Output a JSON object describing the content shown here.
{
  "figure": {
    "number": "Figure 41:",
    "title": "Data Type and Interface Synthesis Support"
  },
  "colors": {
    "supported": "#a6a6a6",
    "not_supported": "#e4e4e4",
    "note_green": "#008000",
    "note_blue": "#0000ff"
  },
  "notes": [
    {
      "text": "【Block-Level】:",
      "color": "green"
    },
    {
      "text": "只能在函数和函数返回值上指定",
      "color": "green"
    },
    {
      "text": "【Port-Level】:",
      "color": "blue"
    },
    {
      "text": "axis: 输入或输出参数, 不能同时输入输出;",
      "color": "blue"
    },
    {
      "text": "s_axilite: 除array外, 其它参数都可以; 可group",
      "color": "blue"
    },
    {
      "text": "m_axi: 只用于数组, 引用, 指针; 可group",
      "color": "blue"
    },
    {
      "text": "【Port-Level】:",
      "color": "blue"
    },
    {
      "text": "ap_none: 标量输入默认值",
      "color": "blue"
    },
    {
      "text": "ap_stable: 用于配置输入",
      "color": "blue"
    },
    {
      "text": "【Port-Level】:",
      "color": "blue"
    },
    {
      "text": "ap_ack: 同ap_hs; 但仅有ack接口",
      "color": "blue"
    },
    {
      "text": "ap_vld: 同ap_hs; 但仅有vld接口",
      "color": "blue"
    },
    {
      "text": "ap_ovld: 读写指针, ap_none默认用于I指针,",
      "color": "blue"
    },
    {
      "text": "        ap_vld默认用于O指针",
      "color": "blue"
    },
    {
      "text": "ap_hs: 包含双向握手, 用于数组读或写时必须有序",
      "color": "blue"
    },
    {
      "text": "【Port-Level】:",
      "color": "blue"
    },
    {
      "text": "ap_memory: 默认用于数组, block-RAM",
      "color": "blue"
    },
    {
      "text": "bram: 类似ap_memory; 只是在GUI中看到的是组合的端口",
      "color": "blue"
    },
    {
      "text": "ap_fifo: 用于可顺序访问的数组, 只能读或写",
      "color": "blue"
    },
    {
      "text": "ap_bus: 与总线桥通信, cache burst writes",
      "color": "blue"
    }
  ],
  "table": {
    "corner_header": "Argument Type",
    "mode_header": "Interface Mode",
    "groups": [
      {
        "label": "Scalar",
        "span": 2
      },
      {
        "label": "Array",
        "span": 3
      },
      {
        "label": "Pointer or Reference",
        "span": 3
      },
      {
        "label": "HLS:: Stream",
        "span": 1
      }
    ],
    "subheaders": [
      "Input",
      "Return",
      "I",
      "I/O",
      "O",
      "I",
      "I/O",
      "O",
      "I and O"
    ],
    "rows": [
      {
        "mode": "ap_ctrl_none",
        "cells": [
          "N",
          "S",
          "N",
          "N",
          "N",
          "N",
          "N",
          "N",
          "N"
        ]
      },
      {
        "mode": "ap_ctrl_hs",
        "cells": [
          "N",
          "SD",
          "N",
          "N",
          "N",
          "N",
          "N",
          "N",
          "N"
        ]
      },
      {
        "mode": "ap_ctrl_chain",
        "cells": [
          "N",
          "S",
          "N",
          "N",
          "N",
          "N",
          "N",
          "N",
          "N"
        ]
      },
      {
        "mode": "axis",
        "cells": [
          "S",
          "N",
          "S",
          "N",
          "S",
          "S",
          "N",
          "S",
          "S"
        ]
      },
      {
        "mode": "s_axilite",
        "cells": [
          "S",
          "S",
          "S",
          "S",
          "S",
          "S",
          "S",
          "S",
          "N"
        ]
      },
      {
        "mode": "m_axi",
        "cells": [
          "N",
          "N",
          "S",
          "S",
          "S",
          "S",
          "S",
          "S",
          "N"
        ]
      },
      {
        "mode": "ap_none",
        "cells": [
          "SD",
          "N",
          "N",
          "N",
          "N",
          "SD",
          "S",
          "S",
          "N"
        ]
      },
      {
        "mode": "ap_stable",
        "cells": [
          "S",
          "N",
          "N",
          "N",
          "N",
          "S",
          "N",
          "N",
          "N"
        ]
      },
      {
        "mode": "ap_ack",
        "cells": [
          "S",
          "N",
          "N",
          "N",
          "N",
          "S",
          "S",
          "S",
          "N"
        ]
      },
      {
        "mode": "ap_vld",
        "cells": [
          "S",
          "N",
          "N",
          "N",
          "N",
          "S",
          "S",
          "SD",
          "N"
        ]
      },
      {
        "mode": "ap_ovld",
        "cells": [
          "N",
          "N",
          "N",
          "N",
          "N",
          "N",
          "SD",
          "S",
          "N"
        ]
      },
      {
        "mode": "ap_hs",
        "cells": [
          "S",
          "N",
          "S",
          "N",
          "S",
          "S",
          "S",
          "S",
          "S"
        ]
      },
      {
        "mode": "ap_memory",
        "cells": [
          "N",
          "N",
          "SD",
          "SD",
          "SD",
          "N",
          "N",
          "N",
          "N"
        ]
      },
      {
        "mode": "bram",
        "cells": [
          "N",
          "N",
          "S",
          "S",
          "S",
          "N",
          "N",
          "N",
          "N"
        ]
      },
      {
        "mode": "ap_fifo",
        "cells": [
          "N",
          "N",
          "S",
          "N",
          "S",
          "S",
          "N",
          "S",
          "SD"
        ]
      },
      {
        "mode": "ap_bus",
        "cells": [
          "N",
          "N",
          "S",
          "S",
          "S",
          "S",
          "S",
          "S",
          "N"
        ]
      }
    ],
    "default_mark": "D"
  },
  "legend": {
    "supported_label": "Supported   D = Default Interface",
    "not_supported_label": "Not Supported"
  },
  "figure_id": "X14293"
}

════

• What is needed
Using the entries above, return each line that includes the word "可group".

• Problem solution
      "text": "s_axilite: 除array外, 其它参数都可以; 可group",
      "text": "m_axi: 只用于数组, 引用, 指针; 可group",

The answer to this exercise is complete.